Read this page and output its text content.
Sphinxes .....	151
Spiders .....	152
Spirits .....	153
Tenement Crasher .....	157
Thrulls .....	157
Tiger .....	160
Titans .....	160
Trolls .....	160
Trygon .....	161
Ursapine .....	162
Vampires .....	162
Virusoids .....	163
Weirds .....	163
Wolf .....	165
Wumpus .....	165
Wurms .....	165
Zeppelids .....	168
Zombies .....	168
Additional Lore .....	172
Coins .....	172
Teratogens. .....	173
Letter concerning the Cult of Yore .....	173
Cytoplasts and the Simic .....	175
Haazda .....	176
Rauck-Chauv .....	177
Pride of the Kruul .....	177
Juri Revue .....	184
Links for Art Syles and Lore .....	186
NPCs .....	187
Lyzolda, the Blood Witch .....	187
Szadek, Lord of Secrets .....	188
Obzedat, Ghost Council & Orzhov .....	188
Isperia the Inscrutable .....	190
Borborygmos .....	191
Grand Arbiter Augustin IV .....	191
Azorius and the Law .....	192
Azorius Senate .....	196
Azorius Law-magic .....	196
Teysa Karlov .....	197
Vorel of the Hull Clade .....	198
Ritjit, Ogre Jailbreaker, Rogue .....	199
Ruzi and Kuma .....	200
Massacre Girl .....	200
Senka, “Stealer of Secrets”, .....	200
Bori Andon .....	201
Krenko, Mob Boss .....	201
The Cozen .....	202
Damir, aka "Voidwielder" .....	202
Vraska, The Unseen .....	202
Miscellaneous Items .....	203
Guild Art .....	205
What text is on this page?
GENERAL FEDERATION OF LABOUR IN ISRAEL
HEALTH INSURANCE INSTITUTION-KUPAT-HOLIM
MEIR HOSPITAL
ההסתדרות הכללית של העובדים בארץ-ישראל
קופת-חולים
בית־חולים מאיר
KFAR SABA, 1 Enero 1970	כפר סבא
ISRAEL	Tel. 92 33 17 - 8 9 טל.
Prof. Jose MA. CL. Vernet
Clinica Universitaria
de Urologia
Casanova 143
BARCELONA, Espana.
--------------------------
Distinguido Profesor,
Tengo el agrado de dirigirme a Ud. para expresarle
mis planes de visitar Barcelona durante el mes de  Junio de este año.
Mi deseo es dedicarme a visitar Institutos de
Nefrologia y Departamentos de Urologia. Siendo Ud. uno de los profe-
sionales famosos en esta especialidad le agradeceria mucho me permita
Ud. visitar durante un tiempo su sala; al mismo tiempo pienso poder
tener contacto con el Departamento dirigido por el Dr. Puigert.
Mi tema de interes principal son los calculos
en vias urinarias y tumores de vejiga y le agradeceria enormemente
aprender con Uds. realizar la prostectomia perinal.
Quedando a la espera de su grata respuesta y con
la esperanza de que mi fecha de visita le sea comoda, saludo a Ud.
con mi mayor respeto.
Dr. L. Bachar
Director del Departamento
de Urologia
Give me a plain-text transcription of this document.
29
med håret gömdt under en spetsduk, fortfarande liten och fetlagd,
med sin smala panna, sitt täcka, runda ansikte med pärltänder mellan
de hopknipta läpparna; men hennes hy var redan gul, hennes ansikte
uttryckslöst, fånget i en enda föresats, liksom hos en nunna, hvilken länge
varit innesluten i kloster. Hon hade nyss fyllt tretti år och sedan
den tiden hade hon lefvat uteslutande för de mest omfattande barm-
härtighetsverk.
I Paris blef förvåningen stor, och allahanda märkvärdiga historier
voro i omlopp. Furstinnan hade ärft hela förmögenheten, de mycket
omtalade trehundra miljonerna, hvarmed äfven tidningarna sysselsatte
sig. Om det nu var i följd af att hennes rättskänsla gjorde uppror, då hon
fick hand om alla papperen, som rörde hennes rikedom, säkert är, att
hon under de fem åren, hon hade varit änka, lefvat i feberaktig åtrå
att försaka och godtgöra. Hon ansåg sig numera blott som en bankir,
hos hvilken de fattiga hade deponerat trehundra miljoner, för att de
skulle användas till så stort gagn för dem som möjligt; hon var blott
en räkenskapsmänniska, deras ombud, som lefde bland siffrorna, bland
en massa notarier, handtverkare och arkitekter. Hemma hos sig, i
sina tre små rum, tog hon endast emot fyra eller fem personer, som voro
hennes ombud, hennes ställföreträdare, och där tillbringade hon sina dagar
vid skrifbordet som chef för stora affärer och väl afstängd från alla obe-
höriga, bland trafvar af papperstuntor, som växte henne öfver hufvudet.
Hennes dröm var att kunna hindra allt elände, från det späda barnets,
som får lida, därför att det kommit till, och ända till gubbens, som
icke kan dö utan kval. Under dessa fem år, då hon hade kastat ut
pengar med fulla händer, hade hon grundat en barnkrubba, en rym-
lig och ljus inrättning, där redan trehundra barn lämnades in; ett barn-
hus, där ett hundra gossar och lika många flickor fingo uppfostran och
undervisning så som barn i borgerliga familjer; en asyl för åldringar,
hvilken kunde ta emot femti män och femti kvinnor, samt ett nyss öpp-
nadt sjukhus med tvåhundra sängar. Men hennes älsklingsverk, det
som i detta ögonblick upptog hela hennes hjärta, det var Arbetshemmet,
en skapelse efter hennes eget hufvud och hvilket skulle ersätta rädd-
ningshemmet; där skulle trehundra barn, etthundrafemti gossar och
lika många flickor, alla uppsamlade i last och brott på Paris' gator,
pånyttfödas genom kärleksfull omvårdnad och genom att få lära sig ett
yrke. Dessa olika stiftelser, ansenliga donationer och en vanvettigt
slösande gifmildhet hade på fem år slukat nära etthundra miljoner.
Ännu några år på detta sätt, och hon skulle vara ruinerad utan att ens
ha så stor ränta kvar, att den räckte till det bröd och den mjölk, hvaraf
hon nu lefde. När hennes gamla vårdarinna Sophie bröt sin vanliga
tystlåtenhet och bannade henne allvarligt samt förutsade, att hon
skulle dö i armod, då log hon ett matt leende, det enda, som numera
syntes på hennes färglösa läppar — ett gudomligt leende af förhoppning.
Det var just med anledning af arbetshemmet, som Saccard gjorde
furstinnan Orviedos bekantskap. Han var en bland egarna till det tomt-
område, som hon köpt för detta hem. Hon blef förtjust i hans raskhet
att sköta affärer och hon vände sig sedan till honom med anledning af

__Exercise instructions__
For each line in the entries that contains the string "nyss", make a copy.

__Answer section__
varit innesluten i kloster. Hon hade nyss fyllt tretti år och sedan
hvilken kunde ta emot femti män och femti kvinnor, samt ett nyss öpp-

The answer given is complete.